§ Available data
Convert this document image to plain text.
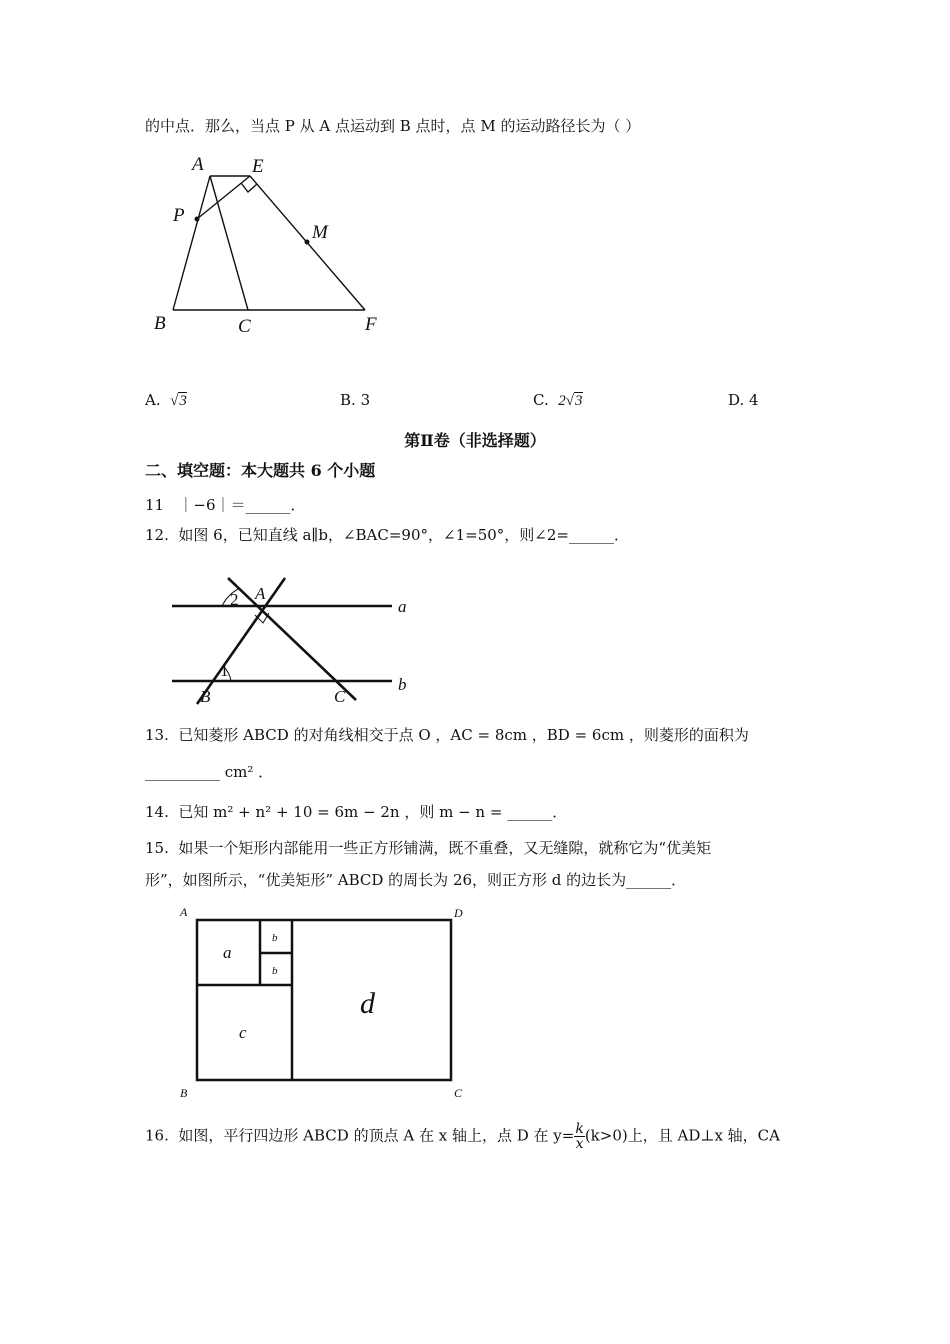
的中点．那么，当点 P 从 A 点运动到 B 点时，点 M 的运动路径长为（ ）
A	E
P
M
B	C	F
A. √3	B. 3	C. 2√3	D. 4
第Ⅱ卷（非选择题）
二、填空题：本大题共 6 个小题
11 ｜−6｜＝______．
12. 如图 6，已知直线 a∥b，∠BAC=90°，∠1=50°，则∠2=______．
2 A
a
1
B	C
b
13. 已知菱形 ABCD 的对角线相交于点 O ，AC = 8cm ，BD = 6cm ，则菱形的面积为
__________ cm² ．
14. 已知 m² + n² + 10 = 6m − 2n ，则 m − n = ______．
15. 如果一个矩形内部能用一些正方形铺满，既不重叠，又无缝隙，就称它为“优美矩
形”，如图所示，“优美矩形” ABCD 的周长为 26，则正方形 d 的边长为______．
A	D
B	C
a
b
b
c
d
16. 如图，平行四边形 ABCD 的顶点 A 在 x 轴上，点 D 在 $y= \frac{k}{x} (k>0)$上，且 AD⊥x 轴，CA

§ Work to complete
Check every line of the listing for the string "ABCD" and report how many lines have it, as a number alone.

§ Worked answer
3